◆ Data provided
____
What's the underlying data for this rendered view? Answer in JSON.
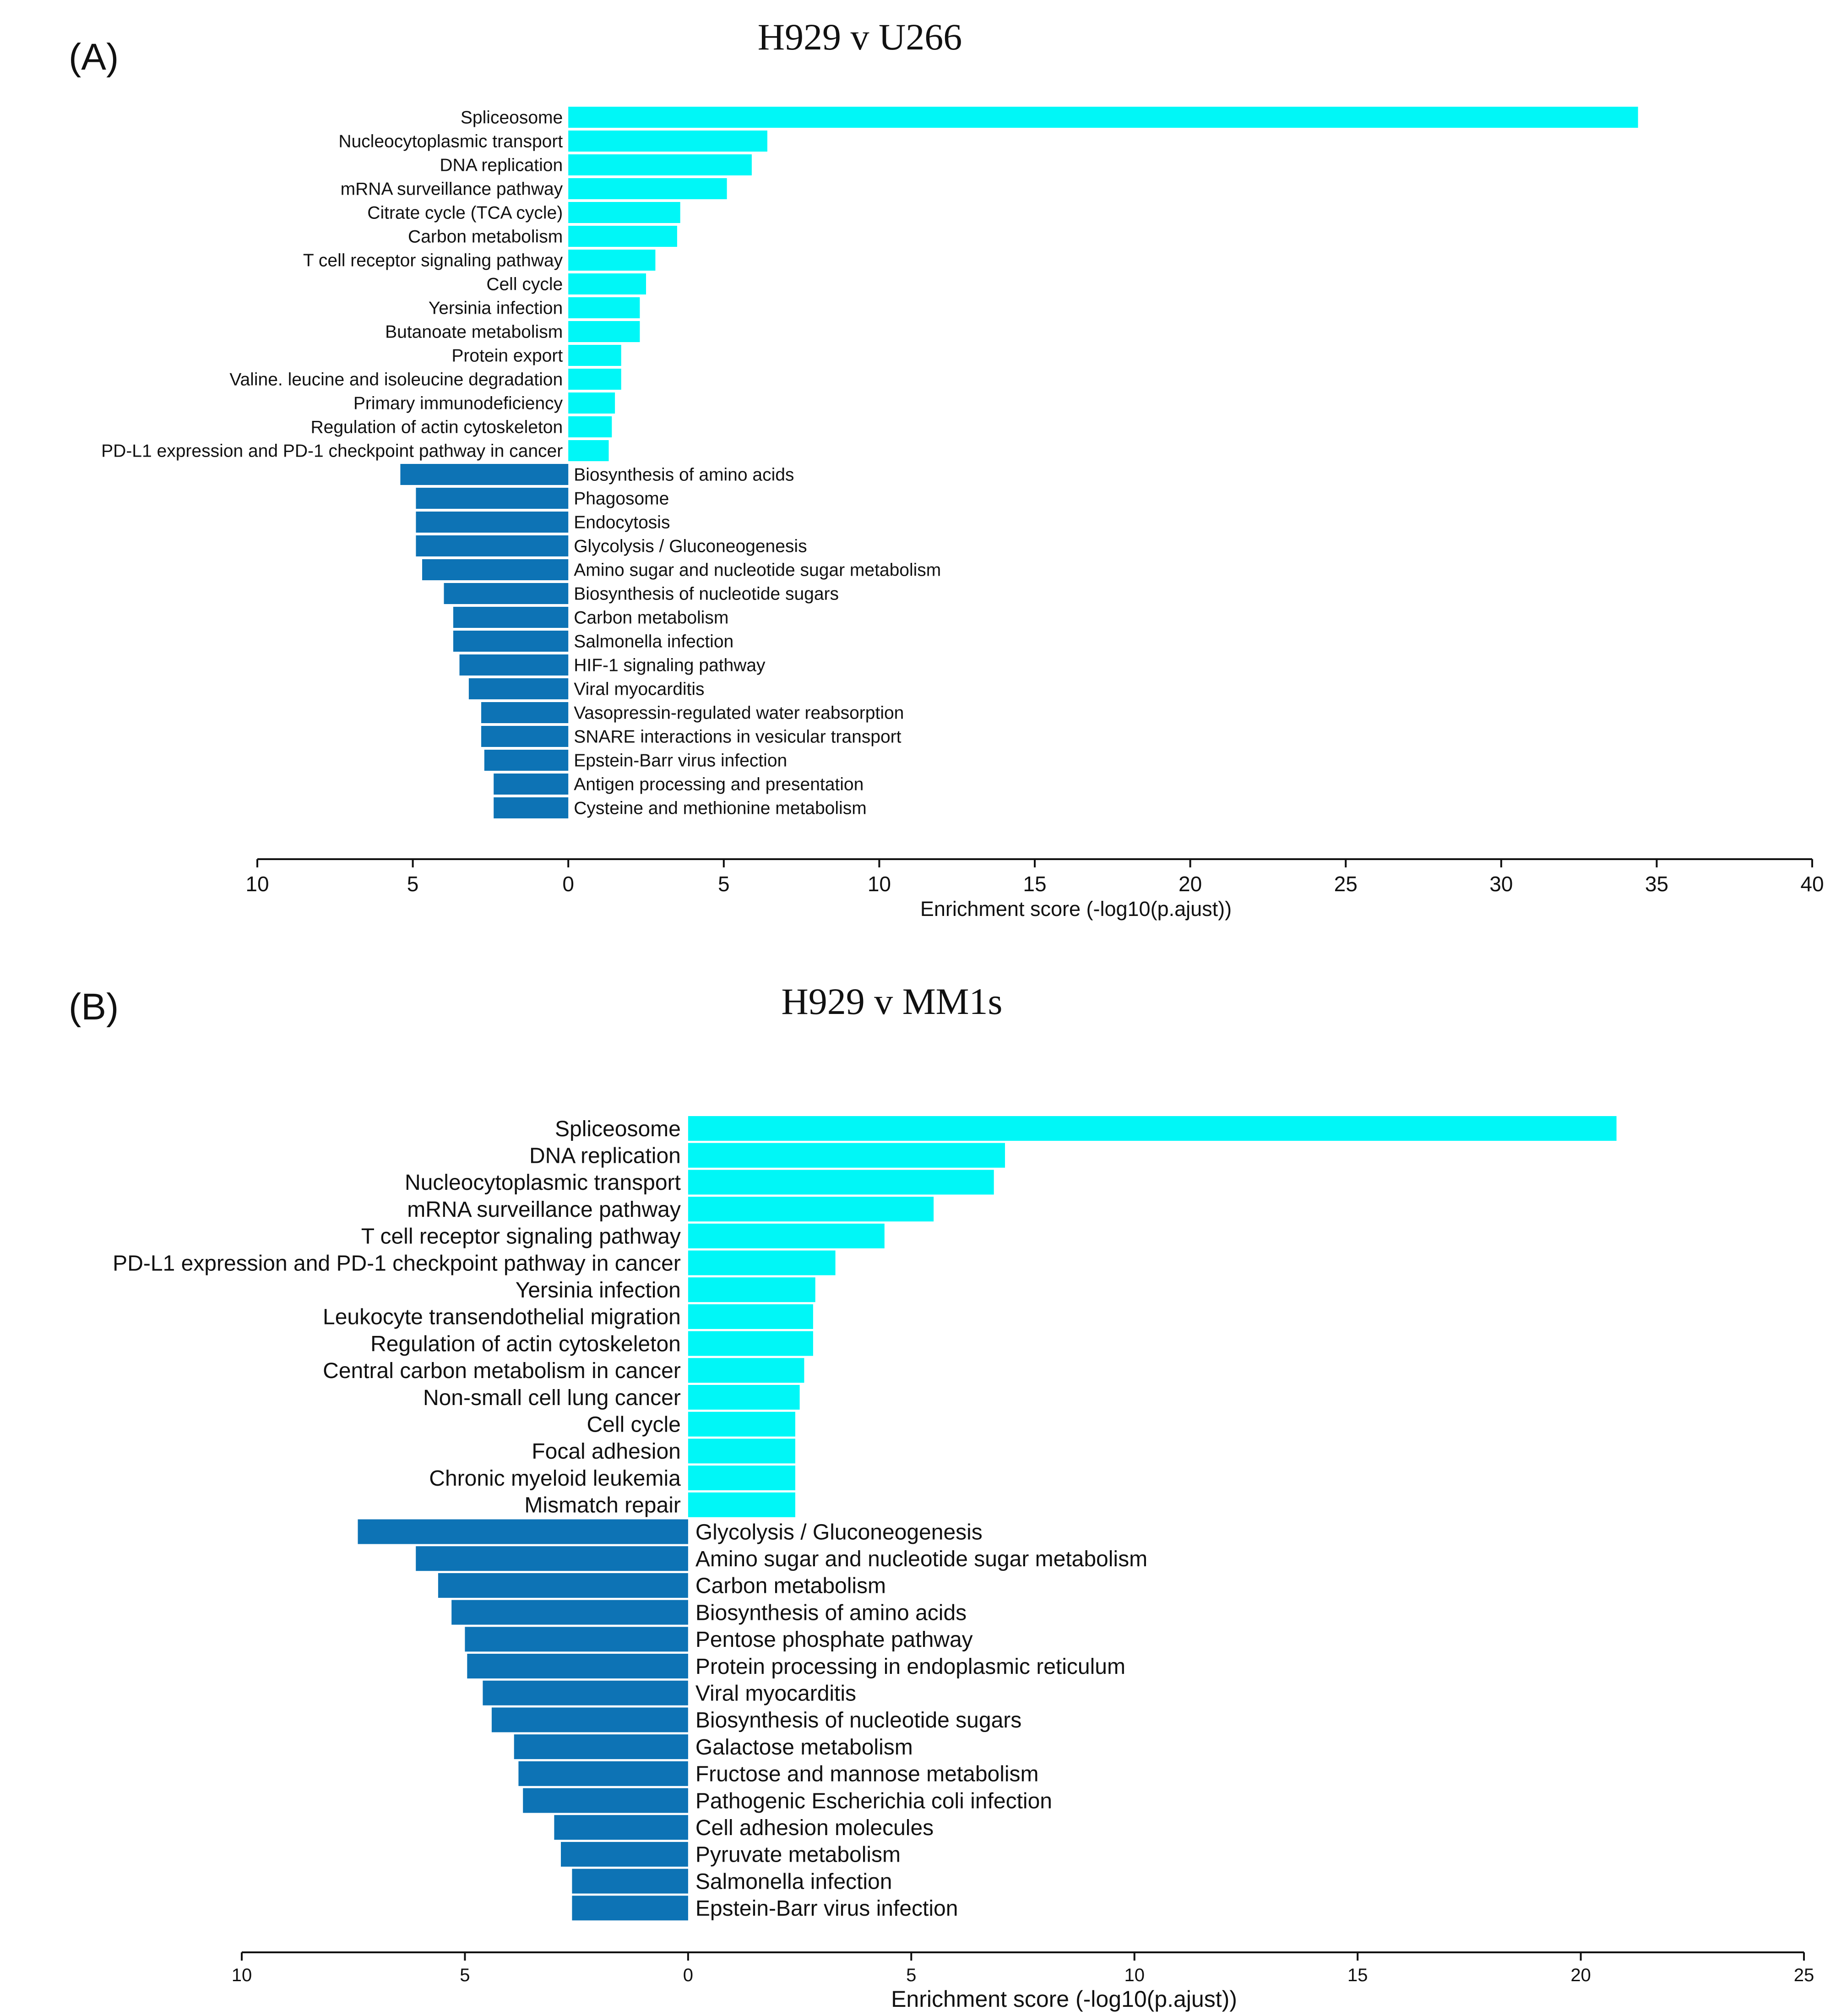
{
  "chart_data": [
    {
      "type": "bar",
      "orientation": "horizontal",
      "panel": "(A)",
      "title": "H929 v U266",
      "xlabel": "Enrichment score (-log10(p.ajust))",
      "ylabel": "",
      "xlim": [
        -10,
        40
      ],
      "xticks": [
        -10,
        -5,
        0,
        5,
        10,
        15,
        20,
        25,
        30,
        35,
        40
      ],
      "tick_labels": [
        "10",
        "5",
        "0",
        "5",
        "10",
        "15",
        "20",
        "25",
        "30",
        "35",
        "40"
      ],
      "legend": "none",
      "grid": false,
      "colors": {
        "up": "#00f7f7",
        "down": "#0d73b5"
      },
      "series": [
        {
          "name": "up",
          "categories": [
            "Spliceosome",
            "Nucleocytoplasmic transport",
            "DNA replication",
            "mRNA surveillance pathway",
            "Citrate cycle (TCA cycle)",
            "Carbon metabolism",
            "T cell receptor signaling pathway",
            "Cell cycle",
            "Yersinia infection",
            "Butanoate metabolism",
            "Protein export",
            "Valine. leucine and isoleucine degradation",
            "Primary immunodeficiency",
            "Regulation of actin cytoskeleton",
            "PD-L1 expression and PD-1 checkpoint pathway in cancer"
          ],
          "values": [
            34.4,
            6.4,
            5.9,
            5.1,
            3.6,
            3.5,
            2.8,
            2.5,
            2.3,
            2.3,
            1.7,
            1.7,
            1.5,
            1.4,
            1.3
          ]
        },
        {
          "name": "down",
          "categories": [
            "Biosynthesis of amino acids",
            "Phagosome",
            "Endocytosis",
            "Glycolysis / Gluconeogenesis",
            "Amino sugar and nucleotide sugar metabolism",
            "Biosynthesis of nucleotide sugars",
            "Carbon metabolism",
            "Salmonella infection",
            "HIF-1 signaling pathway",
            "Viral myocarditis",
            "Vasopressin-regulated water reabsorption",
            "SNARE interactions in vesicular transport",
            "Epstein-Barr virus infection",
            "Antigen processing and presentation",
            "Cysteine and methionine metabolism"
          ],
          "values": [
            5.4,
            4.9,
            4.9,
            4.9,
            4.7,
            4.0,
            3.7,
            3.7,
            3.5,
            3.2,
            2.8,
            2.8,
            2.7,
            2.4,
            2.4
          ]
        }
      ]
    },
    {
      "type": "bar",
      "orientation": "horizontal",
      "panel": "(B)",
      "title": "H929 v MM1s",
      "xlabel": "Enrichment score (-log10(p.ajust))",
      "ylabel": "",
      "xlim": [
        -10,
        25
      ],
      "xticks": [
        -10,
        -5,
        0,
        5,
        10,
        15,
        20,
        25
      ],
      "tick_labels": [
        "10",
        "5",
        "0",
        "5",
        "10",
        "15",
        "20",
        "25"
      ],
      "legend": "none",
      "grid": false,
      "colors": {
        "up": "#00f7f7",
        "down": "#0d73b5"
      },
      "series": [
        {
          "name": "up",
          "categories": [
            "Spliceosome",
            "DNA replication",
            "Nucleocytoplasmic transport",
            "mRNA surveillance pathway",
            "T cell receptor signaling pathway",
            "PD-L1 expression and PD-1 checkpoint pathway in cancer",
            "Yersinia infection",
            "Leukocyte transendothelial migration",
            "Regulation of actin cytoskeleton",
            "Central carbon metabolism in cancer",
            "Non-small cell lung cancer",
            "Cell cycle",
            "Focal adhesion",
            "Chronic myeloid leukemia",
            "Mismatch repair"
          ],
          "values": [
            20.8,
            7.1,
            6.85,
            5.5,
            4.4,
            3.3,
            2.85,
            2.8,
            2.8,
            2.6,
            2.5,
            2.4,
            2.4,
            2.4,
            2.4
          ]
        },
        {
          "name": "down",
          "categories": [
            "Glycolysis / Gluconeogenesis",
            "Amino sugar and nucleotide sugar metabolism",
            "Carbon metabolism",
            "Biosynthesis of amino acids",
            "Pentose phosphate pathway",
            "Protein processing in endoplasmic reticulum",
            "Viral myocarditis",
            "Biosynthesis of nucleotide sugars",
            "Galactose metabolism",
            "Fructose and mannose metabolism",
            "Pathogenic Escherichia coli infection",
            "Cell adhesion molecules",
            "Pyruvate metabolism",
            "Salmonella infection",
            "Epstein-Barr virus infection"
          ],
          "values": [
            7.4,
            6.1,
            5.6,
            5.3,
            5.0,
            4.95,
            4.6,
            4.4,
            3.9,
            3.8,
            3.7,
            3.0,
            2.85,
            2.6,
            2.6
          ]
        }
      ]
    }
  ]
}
____
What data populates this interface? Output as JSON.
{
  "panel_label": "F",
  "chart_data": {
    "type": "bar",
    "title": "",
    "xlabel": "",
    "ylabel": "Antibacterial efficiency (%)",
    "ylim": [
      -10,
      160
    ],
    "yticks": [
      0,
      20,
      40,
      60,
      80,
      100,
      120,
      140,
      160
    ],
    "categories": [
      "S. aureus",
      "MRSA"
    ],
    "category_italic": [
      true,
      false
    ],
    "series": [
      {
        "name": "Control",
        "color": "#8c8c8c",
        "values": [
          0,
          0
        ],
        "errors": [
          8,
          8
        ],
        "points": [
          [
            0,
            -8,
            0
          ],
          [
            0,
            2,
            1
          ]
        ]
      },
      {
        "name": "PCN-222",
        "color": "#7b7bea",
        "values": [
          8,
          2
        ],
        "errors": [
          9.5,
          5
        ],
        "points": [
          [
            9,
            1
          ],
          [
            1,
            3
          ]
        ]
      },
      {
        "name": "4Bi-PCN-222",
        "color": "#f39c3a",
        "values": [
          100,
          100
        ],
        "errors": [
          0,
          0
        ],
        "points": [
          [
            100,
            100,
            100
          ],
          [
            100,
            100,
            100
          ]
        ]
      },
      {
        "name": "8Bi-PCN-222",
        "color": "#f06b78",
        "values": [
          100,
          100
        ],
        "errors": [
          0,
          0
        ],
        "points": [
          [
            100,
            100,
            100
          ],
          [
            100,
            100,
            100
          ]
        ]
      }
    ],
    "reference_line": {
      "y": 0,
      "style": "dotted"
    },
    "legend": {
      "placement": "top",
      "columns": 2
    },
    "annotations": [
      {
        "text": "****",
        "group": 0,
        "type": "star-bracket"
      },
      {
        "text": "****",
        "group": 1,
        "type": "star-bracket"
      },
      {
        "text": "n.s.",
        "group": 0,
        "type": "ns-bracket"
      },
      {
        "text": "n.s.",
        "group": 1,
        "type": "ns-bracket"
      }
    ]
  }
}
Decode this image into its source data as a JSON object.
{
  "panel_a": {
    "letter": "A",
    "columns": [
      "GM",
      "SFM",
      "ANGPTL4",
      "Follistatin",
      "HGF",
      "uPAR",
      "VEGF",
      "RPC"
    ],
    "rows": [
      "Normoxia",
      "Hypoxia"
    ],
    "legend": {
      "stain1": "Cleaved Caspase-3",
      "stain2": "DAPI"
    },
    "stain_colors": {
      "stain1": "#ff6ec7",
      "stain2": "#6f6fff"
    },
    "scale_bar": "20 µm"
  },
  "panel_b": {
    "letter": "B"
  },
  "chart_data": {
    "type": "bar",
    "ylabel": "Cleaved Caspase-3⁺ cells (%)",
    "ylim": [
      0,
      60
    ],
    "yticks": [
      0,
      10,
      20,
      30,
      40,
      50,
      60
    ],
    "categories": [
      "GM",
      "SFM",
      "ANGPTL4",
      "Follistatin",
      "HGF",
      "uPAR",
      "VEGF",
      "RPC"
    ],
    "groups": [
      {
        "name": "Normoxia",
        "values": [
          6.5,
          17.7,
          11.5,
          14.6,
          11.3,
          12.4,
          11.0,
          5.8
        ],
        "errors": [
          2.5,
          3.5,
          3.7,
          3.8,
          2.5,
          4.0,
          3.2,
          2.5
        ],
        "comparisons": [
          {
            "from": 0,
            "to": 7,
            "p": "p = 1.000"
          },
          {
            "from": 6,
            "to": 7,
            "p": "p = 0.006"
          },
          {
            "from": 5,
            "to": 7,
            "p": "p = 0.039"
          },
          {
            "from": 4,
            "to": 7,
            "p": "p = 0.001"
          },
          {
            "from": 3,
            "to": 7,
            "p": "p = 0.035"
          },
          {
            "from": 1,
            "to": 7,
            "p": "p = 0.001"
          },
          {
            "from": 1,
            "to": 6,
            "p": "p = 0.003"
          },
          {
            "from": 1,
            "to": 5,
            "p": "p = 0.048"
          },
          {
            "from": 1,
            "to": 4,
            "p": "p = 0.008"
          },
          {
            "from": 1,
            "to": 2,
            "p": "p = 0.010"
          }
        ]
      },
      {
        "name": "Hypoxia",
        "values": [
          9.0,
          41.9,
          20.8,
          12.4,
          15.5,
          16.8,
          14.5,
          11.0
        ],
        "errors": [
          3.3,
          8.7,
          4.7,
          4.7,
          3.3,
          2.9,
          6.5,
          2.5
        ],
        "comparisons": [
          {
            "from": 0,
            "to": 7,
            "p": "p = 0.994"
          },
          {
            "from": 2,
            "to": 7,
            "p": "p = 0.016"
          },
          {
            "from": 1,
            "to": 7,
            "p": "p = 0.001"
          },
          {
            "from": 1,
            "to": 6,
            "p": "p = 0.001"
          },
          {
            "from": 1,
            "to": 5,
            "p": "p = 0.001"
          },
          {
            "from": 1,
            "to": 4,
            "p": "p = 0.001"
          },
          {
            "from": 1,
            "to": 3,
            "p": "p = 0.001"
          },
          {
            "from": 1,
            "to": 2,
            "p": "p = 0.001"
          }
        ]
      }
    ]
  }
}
____
◆ What is needed
Report every line in the data above in which the word "metabolism" appears.

◆ Output for this exercise
            "Carbon metabolism",
            "Butanoate metabolism",
            "Amino sugar and nucleotide sugar metabolism",
            "Carbon metabolism",
            "Cysteine and methionine metabolism"
            "Central carbon metabolism in cancer",
            "Amino sugar and nucleotide sugar metabolism",
            "Carbon metabolism",
            "Galactose metabolism",
            "Fructose and mannose metabolism",
            "Pyruvate metabolism",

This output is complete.